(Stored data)
◆ ◆ ◆ ◆ ◆ ◆ ◆
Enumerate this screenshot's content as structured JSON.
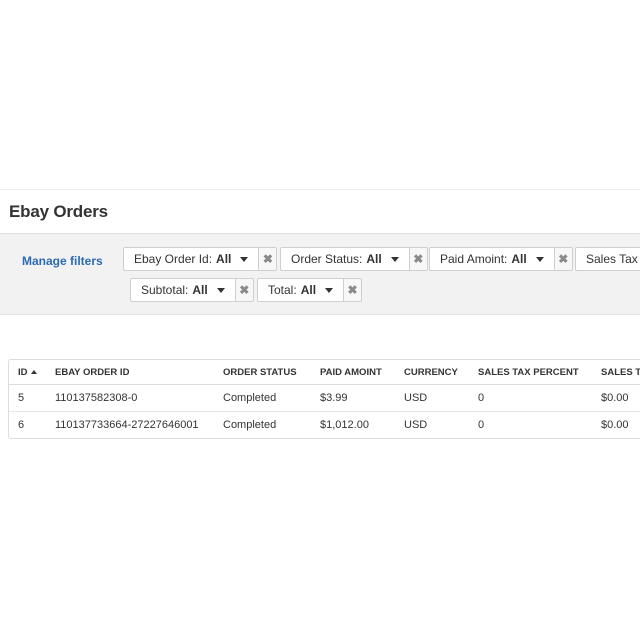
{
  "page": {
    "title": "Ebay Orders"
  },
  "filters": {
    "manage_label": "Manage filters",
    "chips": [
      {
        "label": "Ebay Order Id:",
        "value": "All"
      },
      {
        "label": "Order Status:",
        "value": "All"
      },
      {
        "label": "Paid Amoint:",
        "value": "All"
      },
      {
        "label": "Sales Tax A",
        "value": ""
      },
      {
        "label": "Subtotal:",
        "value": "All"
      },
      {
        "label": "Total:",
        "value": "All"
      }
    ],
    "remove_glyph": "✖"
  },
  "table": {
    "columns": [
      "ID",
      "EBAY ORDER ID",
      "ORDER STATUS",
      "PAID AMOINT",
      "CURRENCY",
      "SALES TAX PERCENT",
      "SALES T"
    ],
    "sort": {
      "column": "ID",
      "direction": "ascending"
    },
    "rows": [
      [
        "5",
        "110137582308-0",
        "Completed",
        "$3.99",
        "USD",
        "0",
        "$0.00"
      ],
      [
        "6",
        "110137733664-27227646001",
        "Completed",
        "$1,012.00",
        "USD",
        "0",
        "$0.00"
      ]
    ]
  },
  "colors": {
    "link": "#2a6ab3",
    "filter_bar_bg": "#f2f2f2",
    "border": "#dcdcdc"
  }
}
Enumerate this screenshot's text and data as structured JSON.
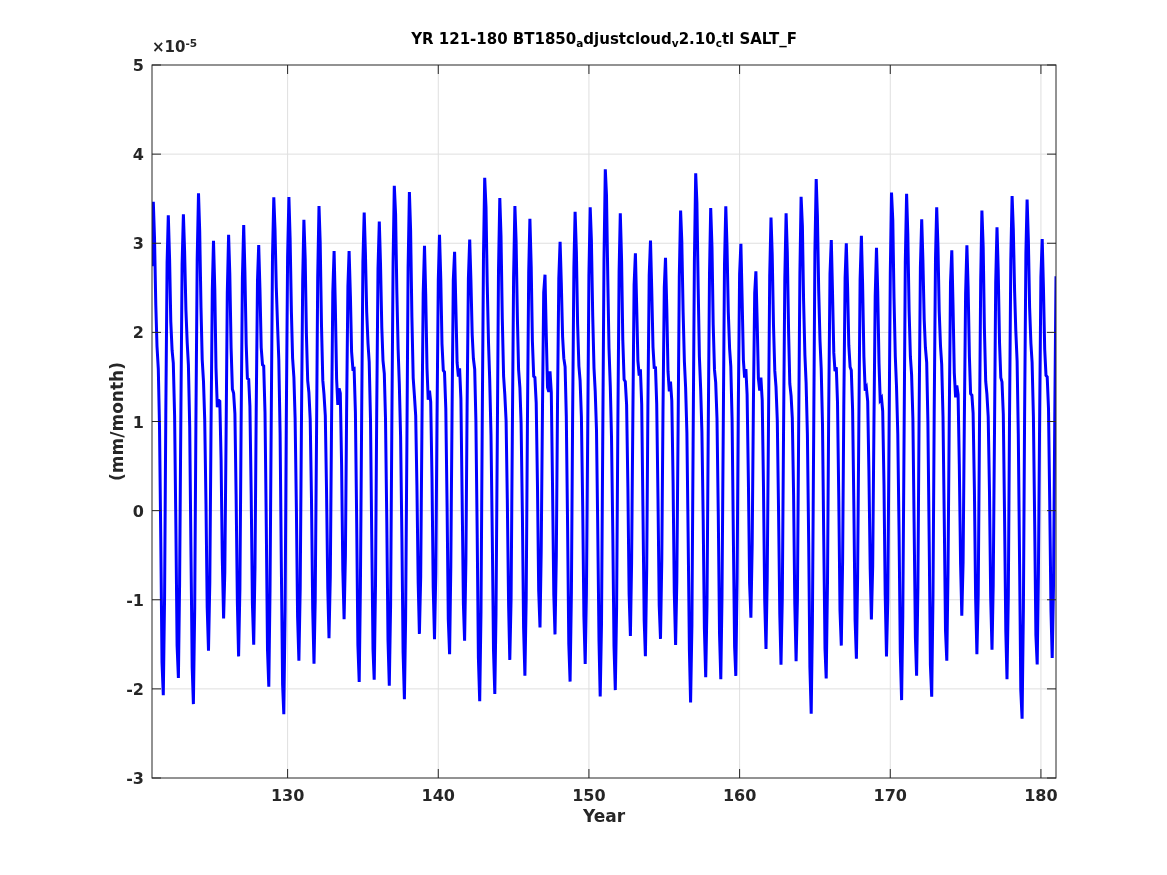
{
  "figure": {
    "title": "YR 121-180 BT1850$_{a}$djustcloud$_{v}$2.10$_{c}$tl SALT_F",
    "exponent_label": "×10$^{-5}$",
    "ylabel": "(mm/month)",
    "xlabel": "Year",
    "yticks": [
      "5",
      "4",
      "3",
      "2",
      "1",
      "0",
      "-1",
      "-2",
      "-3"
    ],
    "xticks": [
      "130",
      "140",
      "150",
      "160",
      "170",
      "180"
    ]
  }
}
◆ ◆ ◆ ◆ ◆ ◆ ◆
What you will do - From the line that holds "Enumerate this screenshot's text" to the last line of the records, please copy each line exactly and nothing else. Pictures stay out.

Task result -
Enumerate this screenshot's text and data as structured JSON.
{
  "figure": {
    "title": "YR 121-180 BT1850$_{a}$djustcloud$_{v}$2.10$_{c}$tl SALT_F",
    "exponent_label": "×10$^{-5}$",
    "ylabel": "(mm/month)",
    "xlabel": "Year",
    "yticks": [
      "5",
      "4",
      "3",
      "2",
      "1",
      "0",
      "-1",
      "-2",
      "-3"
    ],
    "xticks": [
      "130",
      "140",
      "150",
      "160",
      "170",
      "180"
    ]
  }
}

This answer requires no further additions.